#### [What is required]
Extract all of the entries and give them again, word for word.
....
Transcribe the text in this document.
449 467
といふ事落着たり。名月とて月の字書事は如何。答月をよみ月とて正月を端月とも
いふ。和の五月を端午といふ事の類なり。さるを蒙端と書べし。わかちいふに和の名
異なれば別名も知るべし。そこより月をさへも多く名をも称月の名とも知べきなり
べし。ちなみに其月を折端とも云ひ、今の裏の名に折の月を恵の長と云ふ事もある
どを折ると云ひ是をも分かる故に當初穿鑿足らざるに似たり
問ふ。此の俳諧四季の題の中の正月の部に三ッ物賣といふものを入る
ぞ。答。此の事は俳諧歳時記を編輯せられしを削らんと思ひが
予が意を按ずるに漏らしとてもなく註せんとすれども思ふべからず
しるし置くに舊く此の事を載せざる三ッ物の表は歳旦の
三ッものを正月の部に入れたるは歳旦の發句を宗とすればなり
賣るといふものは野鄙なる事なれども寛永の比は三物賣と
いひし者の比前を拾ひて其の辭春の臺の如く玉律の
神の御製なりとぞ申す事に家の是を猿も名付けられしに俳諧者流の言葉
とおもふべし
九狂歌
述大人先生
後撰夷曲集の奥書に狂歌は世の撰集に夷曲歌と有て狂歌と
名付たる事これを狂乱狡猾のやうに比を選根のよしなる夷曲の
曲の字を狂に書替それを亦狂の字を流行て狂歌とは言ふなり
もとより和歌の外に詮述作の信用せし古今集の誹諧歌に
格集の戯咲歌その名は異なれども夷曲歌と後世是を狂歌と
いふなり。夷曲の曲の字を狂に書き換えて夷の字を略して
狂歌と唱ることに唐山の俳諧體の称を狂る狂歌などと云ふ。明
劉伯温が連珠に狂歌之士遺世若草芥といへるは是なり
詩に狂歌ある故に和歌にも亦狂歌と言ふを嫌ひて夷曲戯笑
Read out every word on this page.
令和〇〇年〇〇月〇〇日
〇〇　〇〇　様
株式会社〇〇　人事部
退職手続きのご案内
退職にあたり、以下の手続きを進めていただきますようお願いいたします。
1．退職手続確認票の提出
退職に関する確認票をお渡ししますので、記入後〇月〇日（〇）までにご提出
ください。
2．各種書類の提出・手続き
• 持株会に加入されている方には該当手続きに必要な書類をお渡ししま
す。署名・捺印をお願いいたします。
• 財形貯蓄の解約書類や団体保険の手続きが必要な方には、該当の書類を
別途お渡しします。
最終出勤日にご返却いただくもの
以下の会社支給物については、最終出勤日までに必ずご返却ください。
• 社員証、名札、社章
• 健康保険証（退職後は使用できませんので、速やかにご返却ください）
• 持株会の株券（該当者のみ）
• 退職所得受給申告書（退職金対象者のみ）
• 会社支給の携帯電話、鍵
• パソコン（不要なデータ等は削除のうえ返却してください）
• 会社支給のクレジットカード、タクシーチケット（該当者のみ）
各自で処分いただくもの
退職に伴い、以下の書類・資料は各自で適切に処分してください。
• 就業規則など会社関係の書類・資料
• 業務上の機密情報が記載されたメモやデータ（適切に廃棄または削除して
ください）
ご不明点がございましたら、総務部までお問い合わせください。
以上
....
#### [Finished task]
Transcribe the text in this document.
449 467
といふ事落着たり。名月とて月の字書事は如何。答月をよみ月とて正月を端月とも
いふ。和の五月を端午といふ事の類なり。さるを蒙端と書べし。わかちいふに和の名
異なれば別名も知るべし。そこより月をさへも多く名をも称月の名とも知べきなり
べし。ちなみに其月を折端とも云ひ、今の裏の名に折の月を恵の長と云ふ事もある
どを折ると云ひ是をも分かる故に當初穿鑿足らざるに似たり
問ふ。此の俳諧四季の題の中の正月の部に三ッ物賣といふものを入る
ぞ。答。此の事は俳諧歳時記を編輯せられしを削らんと思ひが
予が意を按ずるに漏らしとてもなく註せんとすれども思ふべからず
しるし置くに舊く此の事を載せざる三ッ物の表は歳旦の
三ッものを正月の部に入れたるは歳旦の發句を宗とすればなり
賣るといふものは野鄙なる事なれども寛永の比は三物賣と
いひし者の比前を拾ひて其の辭春の臺の如く玉律の
神の御製なりとぞ申す事に家の是を猿も名付けられしに俳諧者流の言葉
とおもふべし
九狂歌
述大人先生
後撰夷曲集の奥書に狂歌は世の撰集に夷曲歌と有て狂歌と
名付たる事これを狂乱狡猾のやうに比を選根のよしなる夷曲の
曲の字を狂に書替それを亦狂の字を流行て狂歌とは言ふなり
もとより和歌の外に詮述作の信用せし古今集の誹諧歌に
格集の戯咲歌その名は異なれども夷曲歌と後世是を狂歌と
いふなり。夷曲の曲の字を狂に書き換えて夷の字を略して
狂歌と唱ることに唐山の俳諧體の称を狂る狂歌などと云ふ。明
劉伯温が連珠に狂歌之士遺世若草芥といへるは是なり
詩に狂歌ある故に和歌にも亦狂歌と言ふを嫌ひて夷曲戯笑
Read out every word on this page.
令和〇〇年〇〇月〇〇日
〇〇　〇〇　様
株式会社〇〇　人事部
退職手続きのご案内
退職にあたり、以下の手続きを進めていただきますようお願いいたします。
1．退職手続確認票の提出
退職に関する確認票をお渡ししますので、記入後〇月〇日（〇）までにご提出
ください。
2．各種書類の提出・手続き
• 持株会に加入されている方には該当手続きに必要な書類をお渡ししま
す。署名・捺印をお願いいたします。
• 財形貯蓄の解約書類や団体保険の手続きが必要な方には、該当の書類を
別途お渡しします。
最終出勤日にご返却いただくもの
以下の会社支給物については、最終出勤日までに必ずご返却ください。
• 社員証、名札、社章
• 健康保険証（退職後は使用できませんので、速やかにご返却ください）
• 持株会の株券（該当者のみ）
• 退職所得受給申告書（退職金対象者のみ）
• 会社支給の携帯電話、鍵
• パソコン（不要なデータ等は削除のうえ返却してください）
• 会社支給のクレジットカード、タクシーチケット（該当者のみ）
各自で処分いただくもの
退職に伴い、以下の書類・資料は各自で適切に処分してください。
• 就業規則など会社関係の書類・資料
• 業務上の機密情報が記載されたメモやデータ（適切に廃棄または削除して
ください）
ご不明点がございましたら、総務部までお問い合わせください。
以上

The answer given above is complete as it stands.